GOAL:
Return all the data, word for word.
## Start
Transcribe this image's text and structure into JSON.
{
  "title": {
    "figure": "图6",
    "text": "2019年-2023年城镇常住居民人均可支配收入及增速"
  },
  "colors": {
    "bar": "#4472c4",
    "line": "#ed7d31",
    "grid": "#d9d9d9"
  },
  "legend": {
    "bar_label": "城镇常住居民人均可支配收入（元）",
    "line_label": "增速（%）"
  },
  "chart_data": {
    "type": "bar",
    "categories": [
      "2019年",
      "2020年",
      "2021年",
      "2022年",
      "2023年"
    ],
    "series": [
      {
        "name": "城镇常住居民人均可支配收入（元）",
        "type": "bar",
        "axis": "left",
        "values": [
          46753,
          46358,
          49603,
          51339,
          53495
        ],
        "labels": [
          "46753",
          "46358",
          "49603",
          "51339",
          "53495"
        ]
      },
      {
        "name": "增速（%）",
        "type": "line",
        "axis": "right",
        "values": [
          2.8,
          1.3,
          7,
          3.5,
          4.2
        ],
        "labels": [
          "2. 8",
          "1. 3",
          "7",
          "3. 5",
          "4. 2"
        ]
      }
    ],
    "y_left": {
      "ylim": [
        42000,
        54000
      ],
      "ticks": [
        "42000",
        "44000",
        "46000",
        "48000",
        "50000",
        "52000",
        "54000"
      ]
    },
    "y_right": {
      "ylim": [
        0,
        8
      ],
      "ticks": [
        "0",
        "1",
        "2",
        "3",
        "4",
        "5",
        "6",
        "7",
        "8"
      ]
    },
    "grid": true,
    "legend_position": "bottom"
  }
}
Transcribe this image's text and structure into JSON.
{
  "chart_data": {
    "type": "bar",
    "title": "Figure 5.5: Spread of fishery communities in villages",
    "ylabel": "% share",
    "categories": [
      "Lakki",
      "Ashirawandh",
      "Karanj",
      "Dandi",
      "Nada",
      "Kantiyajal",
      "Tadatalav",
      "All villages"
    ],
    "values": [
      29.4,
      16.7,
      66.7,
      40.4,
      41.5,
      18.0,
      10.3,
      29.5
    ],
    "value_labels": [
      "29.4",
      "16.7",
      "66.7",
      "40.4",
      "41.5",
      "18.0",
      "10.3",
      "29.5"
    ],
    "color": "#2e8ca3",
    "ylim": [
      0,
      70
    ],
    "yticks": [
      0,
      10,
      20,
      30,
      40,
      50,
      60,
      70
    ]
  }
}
## End
RESULT OF THE EXERCISE:
Transcribe this image's text and structure into JSON.
{
  "title": {
    "figure": "图6",
    "text": "2019年-2023年城镇常住居民人均可支配收入及增速"
  },
  "colors": {
    "bar": "#4472c4",
    "line": "#ed7d31",
    "grid": "#d9d9d9"
  },
  "legend": {
    "bar_label": "城镇常住居民人均可支配收入（元）",
    "line_label": "增速（%）"
  },
  "chart_data": {
    "type": "bar",
    "categories": [
      "2019年",
      "2020年",
      "2021年",
      "2022年",
      "2023年"
    ],
    "series": [
      {
        "name": "城镇常住居民人均可支配收入（元）",
        "type": "bar",
        "axis": "left",
        "values": [
          46753,
          46358,
          49603,
          51339,
          53495
        ],
        "labels": [
          "46753",
          "46358",
          "49603",
          "51339",
          "53495"
        ]
      },
      {
        "name": "增速（%）",
        "type": "line",
        "axis": "right",
        "values": [
          2.8,
          1.3,
          7,
          3.5,
          4.2
        ],
        "labels": [
          "2. 8",
          "1. 3",
          "7",
          "3. 5",
          "4. 2"
        ]
      }
    ],
    "y_left": {
      "ylim": [
        42000,
        54000
      ],
      "ticks": [
        "42000",
        "44000",
        "46000",
        "48000",
        "50000",
        "52000",
        "54000"
      ]
    },
    "y_right": {
      "ylim": [
        0,
        8
      ],
      "ticks": [
        "0",
        "1",
        "2",
        "3",
        "4",
        "5",
        "6",
        "7",
        "8"
      ]
    },
    "grid": true,
    "legend_position": "bottom"
  }
}
Transcribe this image's text and structure into JSON.
{
  "chart_data": {
    "type": "bar",
    "title": "Figure 5.5: Spread of fishery communities in villages",
    "ylabel": "% share",
    "categories": [
      "Lakki",
      "Ashirawandh",
      "Karanj",
      "Dandi",
      "Nada",
      "Kantiyajal",
      "Tadatalav",
      "All villages"
    ],
    "values": [
      29.4,
      16.7,
      66.7,
      40.4,
      41.5,
      18.0,
      10.3,
      29.5
    ],
    "value_labels": [
      "29.4",
      "16.7",
      "66.7",
      "40.4",
      "41.5",
      "18.0",
      "10.3",
      "29.5"
    ],
    "color": "#2e8ca3",
    "ylim": [
      0,
      70
    ],
    "yticks": [
      0,
      10,
      20,
      30,
      40,
      50,
      60,
      70
    ]
  }
}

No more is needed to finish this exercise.